-- Begin --

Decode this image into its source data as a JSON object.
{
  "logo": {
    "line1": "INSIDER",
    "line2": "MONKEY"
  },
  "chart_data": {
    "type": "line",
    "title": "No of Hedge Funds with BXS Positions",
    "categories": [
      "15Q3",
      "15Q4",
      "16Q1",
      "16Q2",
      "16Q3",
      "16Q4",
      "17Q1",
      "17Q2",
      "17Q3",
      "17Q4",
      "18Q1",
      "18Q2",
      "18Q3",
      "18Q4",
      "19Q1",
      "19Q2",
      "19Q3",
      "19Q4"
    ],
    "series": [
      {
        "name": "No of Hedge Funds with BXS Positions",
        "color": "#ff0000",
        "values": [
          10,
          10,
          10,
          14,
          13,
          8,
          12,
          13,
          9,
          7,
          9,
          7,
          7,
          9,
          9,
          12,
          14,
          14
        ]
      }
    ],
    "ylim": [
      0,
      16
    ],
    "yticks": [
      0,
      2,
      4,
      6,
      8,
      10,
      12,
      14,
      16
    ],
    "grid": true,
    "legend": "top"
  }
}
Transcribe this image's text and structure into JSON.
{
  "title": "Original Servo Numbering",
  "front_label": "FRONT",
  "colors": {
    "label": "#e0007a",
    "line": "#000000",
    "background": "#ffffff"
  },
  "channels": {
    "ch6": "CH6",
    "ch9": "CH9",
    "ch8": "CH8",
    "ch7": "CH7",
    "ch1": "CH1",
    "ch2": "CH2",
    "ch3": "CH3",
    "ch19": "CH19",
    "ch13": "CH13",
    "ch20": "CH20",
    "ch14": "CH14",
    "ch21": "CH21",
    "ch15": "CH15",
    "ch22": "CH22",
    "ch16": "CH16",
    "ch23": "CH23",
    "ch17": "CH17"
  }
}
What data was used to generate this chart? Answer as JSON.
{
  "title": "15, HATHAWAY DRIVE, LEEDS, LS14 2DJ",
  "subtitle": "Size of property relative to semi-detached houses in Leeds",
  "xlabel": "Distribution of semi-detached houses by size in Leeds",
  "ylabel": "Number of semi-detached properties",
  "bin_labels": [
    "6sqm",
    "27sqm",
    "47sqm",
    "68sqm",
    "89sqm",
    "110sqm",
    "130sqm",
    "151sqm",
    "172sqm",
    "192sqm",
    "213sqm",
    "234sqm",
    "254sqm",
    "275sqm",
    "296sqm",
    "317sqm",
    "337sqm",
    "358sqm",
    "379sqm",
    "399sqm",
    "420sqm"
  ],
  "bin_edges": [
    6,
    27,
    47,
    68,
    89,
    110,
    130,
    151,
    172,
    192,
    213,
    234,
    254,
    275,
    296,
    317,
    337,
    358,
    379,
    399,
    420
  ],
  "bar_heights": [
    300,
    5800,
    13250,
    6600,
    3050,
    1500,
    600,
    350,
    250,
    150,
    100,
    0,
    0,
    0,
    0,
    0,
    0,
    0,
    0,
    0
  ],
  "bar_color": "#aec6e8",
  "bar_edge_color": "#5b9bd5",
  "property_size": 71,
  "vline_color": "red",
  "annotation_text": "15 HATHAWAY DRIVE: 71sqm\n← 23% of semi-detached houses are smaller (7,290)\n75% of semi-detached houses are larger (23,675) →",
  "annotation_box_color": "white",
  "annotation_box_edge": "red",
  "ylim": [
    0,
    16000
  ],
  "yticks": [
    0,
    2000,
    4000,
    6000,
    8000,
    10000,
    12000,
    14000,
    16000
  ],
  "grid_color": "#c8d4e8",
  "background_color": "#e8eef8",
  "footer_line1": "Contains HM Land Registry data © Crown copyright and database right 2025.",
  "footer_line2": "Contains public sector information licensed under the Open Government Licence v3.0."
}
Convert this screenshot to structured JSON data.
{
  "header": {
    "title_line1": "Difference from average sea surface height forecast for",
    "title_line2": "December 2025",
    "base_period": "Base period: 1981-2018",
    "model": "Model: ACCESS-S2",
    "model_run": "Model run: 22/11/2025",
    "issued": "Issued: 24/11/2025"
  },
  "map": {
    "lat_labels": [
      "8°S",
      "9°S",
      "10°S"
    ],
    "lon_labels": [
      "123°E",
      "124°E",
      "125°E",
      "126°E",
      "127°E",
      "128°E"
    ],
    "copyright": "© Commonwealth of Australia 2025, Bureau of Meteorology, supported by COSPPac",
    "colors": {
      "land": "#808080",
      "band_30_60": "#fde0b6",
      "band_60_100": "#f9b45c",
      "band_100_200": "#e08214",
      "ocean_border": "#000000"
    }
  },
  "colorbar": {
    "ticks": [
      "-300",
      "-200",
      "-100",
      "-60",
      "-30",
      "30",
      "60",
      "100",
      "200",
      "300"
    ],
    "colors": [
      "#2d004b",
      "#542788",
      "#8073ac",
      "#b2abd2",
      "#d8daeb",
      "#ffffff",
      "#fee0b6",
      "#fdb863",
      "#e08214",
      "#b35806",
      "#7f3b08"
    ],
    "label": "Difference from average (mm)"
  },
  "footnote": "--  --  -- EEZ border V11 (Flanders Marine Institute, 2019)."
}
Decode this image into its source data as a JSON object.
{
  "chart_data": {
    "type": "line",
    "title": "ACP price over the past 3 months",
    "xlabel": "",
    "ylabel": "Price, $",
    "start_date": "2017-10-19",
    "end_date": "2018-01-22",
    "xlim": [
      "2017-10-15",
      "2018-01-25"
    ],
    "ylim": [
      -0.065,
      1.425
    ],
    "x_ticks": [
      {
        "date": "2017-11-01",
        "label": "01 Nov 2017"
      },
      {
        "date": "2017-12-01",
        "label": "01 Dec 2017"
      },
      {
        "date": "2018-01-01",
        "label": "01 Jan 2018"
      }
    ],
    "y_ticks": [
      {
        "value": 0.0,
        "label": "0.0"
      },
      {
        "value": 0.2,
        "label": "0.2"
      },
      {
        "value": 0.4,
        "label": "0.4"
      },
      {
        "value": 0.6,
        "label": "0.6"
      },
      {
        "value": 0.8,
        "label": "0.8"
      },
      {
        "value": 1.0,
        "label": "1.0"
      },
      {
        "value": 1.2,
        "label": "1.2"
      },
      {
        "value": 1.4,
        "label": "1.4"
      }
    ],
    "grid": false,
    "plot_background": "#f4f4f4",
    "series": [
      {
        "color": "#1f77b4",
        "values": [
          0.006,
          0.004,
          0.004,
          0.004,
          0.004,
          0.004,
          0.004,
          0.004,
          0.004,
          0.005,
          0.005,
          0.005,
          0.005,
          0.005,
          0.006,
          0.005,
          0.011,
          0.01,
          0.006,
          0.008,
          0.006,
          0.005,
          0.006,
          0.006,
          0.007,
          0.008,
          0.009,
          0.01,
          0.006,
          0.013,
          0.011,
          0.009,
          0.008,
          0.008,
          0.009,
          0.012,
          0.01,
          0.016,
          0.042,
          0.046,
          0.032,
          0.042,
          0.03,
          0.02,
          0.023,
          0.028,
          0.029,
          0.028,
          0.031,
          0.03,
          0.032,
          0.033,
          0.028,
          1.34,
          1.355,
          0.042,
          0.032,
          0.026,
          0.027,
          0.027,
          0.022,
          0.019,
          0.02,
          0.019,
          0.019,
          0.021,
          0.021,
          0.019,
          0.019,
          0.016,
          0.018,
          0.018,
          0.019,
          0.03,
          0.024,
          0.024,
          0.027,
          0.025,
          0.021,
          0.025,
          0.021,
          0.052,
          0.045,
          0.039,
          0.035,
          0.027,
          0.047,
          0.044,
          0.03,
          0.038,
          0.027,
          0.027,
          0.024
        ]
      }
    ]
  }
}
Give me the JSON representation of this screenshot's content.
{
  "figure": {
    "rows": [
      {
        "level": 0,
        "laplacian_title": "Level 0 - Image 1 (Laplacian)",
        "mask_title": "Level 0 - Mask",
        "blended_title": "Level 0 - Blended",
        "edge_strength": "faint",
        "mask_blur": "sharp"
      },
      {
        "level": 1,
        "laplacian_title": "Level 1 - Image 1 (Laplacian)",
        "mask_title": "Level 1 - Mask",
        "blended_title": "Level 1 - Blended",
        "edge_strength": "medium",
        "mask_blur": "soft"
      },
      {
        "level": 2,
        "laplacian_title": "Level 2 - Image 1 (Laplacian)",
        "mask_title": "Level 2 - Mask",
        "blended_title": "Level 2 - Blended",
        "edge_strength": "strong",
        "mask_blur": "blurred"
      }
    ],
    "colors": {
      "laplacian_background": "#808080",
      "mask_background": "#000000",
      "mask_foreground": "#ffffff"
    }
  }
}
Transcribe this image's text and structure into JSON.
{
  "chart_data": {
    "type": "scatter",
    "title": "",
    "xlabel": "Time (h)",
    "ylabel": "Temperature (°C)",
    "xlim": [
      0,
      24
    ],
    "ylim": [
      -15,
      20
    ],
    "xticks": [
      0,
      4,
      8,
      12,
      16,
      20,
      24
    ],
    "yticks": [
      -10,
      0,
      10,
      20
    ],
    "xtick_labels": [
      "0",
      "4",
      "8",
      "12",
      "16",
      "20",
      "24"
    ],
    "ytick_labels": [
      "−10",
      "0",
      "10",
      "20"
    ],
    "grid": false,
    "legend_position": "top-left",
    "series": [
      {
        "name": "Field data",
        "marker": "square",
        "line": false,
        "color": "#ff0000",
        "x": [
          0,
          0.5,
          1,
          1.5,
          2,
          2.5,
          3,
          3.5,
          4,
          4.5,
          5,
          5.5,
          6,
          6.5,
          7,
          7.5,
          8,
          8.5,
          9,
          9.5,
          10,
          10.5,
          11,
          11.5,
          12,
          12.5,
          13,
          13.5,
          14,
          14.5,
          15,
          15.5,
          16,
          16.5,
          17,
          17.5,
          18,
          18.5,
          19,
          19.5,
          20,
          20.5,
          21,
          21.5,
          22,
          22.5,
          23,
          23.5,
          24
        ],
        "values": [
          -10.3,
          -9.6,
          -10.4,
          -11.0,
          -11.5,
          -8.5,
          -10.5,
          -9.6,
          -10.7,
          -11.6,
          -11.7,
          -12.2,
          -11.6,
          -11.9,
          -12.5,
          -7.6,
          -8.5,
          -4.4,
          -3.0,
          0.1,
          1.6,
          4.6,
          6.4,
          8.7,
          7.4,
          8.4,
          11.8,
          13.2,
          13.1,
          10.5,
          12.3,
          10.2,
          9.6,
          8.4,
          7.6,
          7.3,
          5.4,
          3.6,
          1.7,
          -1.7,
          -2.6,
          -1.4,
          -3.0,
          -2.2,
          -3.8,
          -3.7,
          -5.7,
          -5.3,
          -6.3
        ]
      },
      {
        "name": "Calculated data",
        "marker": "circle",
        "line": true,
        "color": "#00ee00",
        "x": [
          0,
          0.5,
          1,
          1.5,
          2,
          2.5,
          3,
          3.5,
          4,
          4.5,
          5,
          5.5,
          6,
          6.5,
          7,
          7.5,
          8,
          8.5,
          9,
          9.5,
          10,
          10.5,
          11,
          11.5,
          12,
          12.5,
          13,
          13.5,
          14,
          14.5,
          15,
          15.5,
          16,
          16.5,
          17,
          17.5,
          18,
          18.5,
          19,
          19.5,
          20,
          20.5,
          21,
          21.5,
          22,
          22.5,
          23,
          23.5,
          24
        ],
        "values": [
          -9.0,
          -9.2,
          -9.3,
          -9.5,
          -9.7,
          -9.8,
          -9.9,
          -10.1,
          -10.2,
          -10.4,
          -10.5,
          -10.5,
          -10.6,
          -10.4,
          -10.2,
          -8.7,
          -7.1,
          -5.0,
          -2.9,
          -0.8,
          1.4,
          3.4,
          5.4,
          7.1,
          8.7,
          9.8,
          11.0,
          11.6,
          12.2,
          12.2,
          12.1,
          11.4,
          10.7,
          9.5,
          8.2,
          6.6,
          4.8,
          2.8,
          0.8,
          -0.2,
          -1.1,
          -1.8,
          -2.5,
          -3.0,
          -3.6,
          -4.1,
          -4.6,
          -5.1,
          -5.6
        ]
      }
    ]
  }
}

-- End --

◆ **WHAT THE TASK ASKS**
Identify each line in the entries with the word "houses" and copy it.

◆ **RESULT OF THE TASK**
  "subtitle": "Size of property relative to semi-detached houses in Leeds",
  "xlabel": "Distribution of semi-detached houses by size in Leeds",
  "annotation_text": "15 HATHAWAY DRIVE: 71sqm\n← 23% of semi-detached houses are smaller (7,290)\n75% of semi-detached houses are larger (23,675) →",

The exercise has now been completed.